[Figure content listings]

▬▬▬▬▬▬

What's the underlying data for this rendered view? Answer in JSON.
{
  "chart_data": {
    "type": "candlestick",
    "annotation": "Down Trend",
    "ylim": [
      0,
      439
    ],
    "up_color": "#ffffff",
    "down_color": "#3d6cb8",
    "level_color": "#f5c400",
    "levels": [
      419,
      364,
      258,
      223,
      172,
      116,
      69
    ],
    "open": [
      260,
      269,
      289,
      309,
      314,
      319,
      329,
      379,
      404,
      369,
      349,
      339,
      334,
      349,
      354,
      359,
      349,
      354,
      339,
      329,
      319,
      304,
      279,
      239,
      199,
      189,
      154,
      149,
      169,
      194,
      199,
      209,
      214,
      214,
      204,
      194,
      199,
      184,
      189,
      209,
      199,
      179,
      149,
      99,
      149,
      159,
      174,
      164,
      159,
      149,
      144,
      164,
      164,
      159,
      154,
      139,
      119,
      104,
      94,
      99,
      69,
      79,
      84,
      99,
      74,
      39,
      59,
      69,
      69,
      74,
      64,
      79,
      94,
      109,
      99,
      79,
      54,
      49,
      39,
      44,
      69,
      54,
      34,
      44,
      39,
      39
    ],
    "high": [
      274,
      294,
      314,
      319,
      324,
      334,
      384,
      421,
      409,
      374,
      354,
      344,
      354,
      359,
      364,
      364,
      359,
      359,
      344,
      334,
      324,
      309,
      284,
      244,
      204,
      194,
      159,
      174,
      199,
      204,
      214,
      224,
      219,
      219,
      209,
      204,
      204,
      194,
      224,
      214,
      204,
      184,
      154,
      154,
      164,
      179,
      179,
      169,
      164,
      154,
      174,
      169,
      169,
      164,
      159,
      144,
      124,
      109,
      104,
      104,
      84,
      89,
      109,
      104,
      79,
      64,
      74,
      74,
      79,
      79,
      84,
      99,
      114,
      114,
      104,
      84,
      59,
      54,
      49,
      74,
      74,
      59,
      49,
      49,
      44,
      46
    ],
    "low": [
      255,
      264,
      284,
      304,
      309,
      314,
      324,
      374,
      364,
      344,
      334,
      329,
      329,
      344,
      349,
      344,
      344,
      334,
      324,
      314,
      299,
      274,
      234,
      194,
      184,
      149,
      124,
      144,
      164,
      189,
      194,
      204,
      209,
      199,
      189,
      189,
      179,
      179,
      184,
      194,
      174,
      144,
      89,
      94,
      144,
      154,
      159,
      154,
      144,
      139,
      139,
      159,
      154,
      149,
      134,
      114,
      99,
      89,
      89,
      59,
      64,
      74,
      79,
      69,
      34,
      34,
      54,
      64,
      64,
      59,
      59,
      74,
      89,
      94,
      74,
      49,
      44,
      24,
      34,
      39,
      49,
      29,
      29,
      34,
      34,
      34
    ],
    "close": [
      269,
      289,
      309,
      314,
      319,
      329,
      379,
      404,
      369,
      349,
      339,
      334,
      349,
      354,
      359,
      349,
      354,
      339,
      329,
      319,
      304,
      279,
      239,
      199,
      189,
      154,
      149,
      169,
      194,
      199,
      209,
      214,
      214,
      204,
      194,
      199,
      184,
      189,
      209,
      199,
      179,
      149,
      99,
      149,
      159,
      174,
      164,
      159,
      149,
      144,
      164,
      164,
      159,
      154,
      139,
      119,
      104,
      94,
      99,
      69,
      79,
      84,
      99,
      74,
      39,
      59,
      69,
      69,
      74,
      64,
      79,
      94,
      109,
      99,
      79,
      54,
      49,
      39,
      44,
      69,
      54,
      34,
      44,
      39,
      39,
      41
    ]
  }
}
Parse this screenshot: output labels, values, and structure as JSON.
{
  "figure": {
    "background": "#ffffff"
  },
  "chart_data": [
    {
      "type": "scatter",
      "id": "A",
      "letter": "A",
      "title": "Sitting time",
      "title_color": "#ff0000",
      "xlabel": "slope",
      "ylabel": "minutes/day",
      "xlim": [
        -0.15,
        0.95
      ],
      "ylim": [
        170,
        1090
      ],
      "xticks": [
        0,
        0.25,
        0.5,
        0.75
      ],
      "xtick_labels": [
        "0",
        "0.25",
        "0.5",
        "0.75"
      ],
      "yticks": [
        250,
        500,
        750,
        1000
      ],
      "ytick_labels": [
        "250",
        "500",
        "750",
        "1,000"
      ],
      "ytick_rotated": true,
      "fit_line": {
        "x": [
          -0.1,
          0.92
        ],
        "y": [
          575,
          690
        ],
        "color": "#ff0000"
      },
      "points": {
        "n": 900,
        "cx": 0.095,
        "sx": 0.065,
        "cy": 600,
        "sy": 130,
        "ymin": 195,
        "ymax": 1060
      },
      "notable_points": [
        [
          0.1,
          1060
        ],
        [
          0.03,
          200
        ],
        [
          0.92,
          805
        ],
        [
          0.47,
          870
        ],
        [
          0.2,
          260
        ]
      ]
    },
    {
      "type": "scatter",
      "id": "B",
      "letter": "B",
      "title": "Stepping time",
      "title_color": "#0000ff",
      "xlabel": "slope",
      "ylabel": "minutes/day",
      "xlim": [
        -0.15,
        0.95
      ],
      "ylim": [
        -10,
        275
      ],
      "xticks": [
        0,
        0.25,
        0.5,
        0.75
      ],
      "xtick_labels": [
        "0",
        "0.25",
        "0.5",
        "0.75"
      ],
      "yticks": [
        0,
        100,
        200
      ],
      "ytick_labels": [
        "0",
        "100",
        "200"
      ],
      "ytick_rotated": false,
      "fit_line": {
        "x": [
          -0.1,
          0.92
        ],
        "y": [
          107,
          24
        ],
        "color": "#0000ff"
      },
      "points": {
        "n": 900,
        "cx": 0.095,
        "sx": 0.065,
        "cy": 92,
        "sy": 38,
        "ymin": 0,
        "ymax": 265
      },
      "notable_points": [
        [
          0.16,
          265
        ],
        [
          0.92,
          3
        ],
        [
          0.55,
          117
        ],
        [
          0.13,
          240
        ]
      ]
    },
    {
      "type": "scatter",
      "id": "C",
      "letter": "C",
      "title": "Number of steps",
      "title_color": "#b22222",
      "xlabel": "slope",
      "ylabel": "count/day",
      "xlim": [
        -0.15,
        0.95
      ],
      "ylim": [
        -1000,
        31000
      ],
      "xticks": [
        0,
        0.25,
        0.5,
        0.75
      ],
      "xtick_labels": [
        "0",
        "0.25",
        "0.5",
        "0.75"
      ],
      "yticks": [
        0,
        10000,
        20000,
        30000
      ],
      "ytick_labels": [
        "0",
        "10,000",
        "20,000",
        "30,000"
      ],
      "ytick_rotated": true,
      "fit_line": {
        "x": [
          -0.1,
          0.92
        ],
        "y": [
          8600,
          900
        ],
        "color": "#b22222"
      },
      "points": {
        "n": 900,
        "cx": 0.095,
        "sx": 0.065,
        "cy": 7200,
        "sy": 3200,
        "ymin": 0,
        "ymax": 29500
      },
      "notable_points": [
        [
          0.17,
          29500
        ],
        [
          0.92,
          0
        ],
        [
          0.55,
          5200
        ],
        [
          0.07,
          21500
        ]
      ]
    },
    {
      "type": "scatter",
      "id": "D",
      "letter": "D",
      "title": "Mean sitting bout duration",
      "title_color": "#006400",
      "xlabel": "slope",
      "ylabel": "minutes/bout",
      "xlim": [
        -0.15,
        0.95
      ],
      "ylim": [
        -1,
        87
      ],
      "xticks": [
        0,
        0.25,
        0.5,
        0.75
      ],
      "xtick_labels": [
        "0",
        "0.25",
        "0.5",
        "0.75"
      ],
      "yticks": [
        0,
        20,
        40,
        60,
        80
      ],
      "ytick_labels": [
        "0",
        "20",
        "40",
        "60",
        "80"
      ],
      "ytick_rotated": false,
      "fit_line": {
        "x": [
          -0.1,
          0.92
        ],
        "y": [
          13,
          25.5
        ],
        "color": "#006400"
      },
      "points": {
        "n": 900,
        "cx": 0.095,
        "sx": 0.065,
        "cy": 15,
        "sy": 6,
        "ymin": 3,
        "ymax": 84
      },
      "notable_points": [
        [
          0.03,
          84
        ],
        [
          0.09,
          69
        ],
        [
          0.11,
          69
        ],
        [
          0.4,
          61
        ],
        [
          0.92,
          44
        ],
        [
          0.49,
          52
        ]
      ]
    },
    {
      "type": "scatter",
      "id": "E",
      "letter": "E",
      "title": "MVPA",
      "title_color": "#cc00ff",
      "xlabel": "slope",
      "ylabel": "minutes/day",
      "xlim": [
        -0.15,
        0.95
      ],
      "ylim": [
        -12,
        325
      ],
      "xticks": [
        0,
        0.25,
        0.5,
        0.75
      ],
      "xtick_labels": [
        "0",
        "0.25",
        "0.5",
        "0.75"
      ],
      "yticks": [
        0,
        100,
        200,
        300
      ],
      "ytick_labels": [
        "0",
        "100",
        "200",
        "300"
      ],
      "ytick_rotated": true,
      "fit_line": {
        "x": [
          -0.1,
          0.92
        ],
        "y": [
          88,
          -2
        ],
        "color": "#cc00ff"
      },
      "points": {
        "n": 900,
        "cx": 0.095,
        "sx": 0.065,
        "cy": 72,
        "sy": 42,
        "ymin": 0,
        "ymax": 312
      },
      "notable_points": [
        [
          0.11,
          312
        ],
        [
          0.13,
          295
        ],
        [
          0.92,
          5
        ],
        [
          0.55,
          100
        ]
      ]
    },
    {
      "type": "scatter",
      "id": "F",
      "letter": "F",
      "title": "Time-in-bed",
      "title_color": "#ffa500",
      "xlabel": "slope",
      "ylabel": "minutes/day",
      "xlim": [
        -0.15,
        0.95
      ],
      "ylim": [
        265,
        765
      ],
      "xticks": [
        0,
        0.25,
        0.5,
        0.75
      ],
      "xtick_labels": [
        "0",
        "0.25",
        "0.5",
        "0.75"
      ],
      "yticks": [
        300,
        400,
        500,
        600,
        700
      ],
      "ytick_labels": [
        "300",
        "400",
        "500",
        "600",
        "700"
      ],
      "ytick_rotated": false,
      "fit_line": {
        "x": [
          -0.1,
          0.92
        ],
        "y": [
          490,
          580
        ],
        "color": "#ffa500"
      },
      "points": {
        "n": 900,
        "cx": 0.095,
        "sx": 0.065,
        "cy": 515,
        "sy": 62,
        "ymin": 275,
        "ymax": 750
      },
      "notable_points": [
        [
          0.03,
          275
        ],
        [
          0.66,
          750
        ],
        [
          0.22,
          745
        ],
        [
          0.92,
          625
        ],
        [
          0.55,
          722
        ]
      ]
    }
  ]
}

▬▬▬▬▬▬

• **EXERCISE REQUIREMENTS**:
Find each line holding the string "JSON" and copy it out.

• **OUTPUT BELOW**:
What's the underlying data for this rendered view? Answer in JSON.
Parse this screenshot: output labels, values, and structure as JSON.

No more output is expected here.